- _EXTRAIT DU DOCUMENT_
___

Et de menacer discrètement: l’accord-cadre est décisif pour la participation future de la Suisse au marché unique. «Sans cet accord, la mise à jour des relations en cours devient impossible et les accords bilatéraux existants deviendront inévitablement obsolètes». Aujourd’hui déjà, ils n’arrivent plus à suivre le rythme auquel se développent les relations entre la Suisse et l’UE.

Les politiques européens regrettent… mais pas tous

Le député allemand au Bundestag Gerhard Zickenheiner (Alliance 90/Les Verts), de Lörrach (à la frontière bâloise), est surpris de cette décision du Conseil fédéral. Au vu des déclarations de la Commission de politique extérieure du Conseil national (la Chambre basse du Parlement), il aurait espéré un autre résultat. «Je suis extrêmement déçu, triste et inquiet», confie-t-il à swissinfo.ch.

Il prévoit de graves conséquences à moyen terme, pour les régions frontalières comme pour la Suisse. «Les accords existants entre l’UE et la Suisse vont certes être conservés mais ils perdent déjà de leur valeur maintenant», constate Gerhard Zickenheiner. Les importations et les exportations entre la Suisse et l’Europe vont donc devenir plus difficiles.

Le député mentionne également un autre problème, peu connu du public suisse: avec cette rupture unilatérale, le mandat de négociation expire. Si la Suisse veut reprendre les négociations avec la Commission européenne, celle-ci doit d’abord obtenir un nouveau mandat – de la part des 27 États membres de l’Union. «Cela m’inquiète beaucoup, car cela pourrait prendre des années. Mais même en reprenant rapidement les discussions, on buterait à nouveau sur les mêmes désaccords», relève Gerhard Zickenheiner, qui pense que les Suisses vont rapidement réaliser que cette rupture apporte plus de problèmes que de solutions.

___

- _PROBLÈME A_
Citez à l'identique, s'il vous plaît, les lignes des enregistrements qui commencent à la ligne contenant "preview-rows[interactable]: ▼ rows: [,…]" et s'arrêtent après celle contenant "product-card[interactable]: 【天天<em>吃</em><em>货 </em>】儿童饼干".
Les enregistrements n'ont aucun lien avec l'extrait.

- _ENREGISTREMENTS DE DONNÉES_
___

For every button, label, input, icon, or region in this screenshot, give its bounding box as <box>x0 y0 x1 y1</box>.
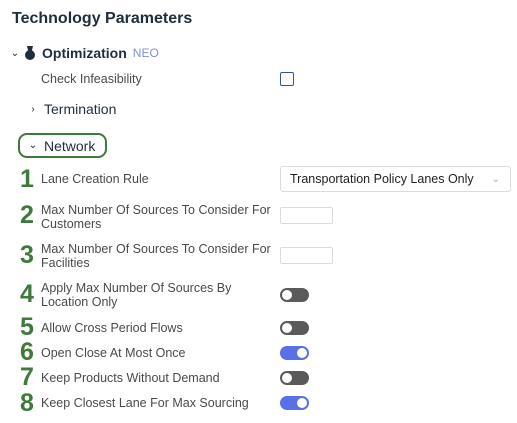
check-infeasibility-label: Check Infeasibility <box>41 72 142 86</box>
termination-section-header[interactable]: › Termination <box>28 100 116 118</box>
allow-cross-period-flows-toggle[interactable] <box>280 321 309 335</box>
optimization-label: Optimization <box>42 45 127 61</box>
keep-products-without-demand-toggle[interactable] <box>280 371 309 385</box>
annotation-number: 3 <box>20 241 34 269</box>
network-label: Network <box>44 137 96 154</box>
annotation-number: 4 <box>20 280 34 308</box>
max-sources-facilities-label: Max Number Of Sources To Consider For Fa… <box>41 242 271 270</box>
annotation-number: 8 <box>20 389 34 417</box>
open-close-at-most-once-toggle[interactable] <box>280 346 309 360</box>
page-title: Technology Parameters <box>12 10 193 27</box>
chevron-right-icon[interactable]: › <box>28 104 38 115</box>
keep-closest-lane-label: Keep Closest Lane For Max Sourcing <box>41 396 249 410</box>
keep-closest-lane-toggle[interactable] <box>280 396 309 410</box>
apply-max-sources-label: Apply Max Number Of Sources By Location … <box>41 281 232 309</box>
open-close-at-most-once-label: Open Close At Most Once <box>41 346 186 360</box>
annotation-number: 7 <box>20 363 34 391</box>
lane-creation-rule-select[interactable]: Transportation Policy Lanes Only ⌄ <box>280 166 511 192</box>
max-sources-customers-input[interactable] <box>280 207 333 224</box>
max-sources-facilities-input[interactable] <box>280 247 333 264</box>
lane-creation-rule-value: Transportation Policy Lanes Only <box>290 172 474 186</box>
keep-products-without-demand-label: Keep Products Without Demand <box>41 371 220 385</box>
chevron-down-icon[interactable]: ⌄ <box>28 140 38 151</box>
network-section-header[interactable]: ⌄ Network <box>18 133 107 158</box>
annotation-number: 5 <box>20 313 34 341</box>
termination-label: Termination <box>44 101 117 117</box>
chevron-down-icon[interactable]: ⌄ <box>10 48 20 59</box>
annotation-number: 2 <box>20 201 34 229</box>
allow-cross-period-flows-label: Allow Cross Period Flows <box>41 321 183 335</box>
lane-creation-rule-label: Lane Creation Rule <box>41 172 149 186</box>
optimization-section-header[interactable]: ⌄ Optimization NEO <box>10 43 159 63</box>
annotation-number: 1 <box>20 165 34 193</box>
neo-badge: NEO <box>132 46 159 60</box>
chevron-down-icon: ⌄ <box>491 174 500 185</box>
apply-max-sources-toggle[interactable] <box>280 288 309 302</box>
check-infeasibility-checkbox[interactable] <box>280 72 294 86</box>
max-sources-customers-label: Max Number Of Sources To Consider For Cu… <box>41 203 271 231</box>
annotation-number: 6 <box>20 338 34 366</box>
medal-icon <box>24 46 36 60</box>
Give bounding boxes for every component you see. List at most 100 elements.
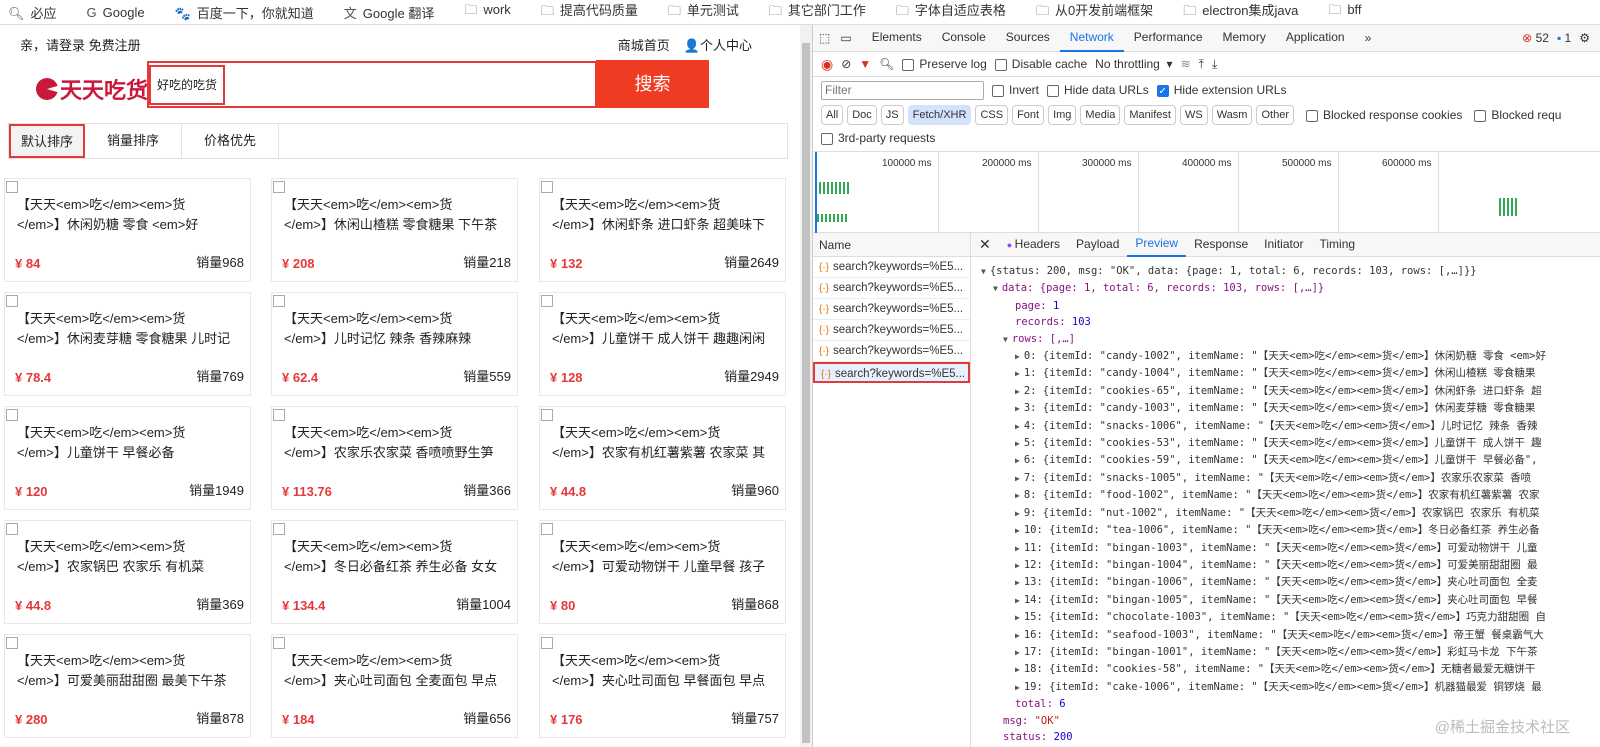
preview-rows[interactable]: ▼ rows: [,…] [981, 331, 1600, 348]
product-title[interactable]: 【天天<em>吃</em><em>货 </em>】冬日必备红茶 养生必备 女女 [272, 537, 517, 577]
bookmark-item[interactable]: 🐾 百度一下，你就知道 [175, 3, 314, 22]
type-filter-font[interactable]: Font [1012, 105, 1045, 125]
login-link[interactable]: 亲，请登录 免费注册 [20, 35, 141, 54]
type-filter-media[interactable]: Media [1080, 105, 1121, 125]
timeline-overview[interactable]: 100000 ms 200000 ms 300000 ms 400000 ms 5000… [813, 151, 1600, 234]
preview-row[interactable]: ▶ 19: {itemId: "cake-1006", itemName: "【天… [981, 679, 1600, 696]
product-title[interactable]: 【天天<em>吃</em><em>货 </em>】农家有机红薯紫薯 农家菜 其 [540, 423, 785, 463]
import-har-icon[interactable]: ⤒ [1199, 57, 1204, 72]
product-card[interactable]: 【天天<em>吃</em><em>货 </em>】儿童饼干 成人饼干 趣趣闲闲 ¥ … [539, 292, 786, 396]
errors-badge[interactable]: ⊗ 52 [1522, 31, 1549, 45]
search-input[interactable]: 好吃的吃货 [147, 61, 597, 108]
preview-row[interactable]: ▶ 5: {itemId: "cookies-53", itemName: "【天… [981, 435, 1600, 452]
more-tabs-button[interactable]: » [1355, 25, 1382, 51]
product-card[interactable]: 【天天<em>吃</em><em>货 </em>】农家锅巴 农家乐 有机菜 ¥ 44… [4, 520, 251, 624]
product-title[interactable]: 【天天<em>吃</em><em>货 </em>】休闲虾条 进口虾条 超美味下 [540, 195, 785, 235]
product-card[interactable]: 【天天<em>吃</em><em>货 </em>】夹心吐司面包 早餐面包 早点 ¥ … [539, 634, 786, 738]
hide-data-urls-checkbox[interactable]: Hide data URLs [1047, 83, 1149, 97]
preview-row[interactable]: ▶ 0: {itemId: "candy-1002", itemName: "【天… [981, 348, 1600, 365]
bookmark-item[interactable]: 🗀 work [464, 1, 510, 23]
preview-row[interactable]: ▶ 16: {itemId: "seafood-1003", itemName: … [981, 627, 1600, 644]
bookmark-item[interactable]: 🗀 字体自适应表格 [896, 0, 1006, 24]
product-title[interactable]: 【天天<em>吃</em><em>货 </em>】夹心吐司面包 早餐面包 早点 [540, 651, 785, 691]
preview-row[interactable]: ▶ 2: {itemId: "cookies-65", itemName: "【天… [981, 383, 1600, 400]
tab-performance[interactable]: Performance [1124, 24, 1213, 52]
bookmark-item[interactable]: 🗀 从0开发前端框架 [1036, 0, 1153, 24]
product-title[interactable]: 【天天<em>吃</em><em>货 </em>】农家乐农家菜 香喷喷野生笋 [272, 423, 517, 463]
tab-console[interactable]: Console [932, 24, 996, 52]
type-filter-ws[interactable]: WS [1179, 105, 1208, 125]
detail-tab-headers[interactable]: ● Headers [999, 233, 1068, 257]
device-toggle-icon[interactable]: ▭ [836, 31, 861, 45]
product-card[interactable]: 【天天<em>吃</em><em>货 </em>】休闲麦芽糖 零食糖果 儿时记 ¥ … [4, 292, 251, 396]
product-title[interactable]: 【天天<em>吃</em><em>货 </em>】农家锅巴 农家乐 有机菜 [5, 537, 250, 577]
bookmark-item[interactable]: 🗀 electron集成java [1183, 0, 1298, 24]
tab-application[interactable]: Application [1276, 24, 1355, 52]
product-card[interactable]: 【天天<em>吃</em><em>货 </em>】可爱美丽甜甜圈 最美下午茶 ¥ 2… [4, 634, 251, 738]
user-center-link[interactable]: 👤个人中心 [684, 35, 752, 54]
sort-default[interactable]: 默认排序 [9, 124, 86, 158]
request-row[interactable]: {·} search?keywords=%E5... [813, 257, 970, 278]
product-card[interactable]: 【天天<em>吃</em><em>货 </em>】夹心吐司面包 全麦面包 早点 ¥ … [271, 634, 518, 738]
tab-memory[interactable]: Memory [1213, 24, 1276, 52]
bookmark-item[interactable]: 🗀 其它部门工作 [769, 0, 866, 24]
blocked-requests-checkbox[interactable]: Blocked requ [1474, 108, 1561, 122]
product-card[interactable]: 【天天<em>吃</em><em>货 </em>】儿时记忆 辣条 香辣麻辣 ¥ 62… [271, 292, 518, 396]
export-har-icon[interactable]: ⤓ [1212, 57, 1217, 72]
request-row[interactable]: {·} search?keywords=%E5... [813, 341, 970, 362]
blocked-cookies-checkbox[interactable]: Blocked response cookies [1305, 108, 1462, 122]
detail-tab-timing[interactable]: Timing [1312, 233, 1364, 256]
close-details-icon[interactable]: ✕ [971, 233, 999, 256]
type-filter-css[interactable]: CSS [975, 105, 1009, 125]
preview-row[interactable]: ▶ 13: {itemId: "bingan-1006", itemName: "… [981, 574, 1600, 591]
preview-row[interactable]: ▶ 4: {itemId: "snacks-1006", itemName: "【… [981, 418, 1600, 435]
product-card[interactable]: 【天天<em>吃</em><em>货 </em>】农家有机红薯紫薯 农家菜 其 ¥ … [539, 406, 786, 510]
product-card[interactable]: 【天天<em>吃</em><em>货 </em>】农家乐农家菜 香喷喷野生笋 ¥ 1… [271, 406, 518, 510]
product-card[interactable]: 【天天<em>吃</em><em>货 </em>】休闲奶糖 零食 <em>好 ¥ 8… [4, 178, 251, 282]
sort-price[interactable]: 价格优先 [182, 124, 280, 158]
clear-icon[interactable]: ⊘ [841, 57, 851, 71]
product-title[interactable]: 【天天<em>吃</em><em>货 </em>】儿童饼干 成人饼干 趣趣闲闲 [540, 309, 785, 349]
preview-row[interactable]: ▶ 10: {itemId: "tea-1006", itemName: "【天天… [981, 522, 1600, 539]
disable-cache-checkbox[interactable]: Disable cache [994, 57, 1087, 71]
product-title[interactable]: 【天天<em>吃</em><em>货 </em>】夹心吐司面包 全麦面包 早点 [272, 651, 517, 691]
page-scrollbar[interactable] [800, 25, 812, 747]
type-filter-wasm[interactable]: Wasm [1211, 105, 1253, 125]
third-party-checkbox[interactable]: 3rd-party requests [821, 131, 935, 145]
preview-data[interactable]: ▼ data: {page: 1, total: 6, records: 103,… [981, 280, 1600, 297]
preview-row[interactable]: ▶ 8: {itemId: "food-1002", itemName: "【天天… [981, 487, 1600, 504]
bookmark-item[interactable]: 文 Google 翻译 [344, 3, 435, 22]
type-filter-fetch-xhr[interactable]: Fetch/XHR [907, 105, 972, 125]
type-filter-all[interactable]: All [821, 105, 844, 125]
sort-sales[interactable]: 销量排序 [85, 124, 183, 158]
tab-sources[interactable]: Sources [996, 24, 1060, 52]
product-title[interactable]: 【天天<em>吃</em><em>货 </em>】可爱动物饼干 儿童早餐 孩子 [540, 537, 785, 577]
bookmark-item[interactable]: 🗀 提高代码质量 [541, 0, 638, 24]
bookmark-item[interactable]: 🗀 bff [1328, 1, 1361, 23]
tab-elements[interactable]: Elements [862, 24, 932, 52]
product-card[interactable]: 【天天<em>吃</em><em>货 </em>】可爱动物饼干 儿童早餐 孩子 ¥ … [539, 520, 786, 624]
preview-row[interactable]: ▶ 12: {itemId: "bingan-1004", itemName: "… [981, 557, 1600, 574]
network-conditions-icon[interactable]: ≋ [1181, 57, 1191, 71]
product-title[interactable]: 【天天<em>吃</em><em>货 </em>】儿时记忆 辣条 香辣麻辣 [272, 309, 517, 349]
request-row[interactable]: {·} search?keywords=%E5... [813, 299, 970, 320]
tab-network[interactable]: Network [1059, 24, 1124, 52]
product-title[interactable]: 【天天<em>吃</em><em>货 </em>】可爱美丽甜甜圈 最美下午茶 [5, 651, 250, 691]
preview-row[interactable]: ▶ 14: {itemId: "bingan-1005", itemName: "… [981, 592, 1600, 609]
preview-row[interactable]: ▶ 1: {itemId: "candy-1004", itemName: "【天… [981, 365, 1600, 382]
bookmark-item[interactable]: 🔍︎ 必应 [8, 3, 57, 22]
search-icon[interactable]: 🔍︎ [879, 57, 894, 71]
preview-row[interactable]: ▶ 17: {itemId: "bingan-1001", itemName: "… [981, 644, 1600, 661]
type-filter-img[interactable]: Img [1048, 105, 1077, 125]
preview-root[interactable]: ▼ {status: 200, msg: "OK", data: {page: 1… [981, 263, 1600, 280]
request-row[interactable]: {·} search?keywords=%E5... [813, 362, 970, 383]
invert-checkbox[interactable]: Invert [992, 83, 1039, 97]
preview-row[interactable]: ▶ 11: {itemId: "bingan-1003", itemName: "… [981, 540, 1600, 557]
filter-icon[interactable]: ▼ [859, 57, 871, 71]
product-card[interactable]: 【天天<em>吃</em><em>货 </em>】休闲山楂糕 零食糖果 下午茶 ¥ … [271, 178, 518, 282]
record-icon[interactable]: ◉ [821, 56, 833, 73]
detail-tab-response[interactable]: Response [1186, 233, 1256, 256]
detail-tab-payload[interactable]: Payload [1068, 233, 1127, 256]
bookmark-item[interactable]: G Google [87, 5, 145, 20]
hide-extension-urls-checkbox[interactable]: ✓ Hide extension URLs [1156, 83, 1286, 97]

___

- _PROBLÈME B_
Reproduisez à l'identique le passage de l'extrait qui commence aux mots "Et de menacer" et s'arrête après les mots "Suisse et l’UE.".

- _RÉPONSE A_
preview-rows[interactable]: ▼ rows: [,…] [981, 331, 1600, 348]
product-title[interactable]: 【天天<em>吃</em><em>货 </em>】冬日必备红茶 养生必备 女女 [272, 537, 517, 577]
bookmark-item[interactable]: 🐾 百度一下，你就知道 [175, 3, 314, 22]
type-filter-font[interactable]: Font [1012, 105, 1045, 125]
login-link[interactable]: 亲，请登录 免费注册 [20, 35, 141, 54]
type-filter-media[interactable]: Media [1080, 105, 1121, 125]
timeline-overview[interactable]: 100000 ms 200000 ms 300000 ms 400000 ms 5000… [813, 151, 1600, 234]
preview-row[interactable]: ▶ 19: {itemId: "cake-1006", itemName: "【天… [981, 679, 1600, 696]
product-title[interactable]: 【天天<em>吃</em><em>货 </em>】农家有机红薯紫薯 农家菜 其 [540, 423, 785, 463]
import-har-icon[interactable]: ⤒ [1199, 57, 1204, 72]
product-card[interactable]: 【天天<em>吃</em><em>货 </em>】儿童饼干 成人饼干 趣趣闲闲 ¥ … [539, 292, 786, 396]

- _RÉPONSE B_
Et de menacer discrètement: l’accord-cadre est décisif pour la participation future de la Suisse au marché unique. «Sans cet accord, la mise à jour des relations en cours devient impossible et les accords bilatéraux existants deviendront inévitablement obsolètes». Aujourd’hui déjà, ils n’arrivent plus à suivre le rythme auquel se développent les relations entre la Suisse et l’UE.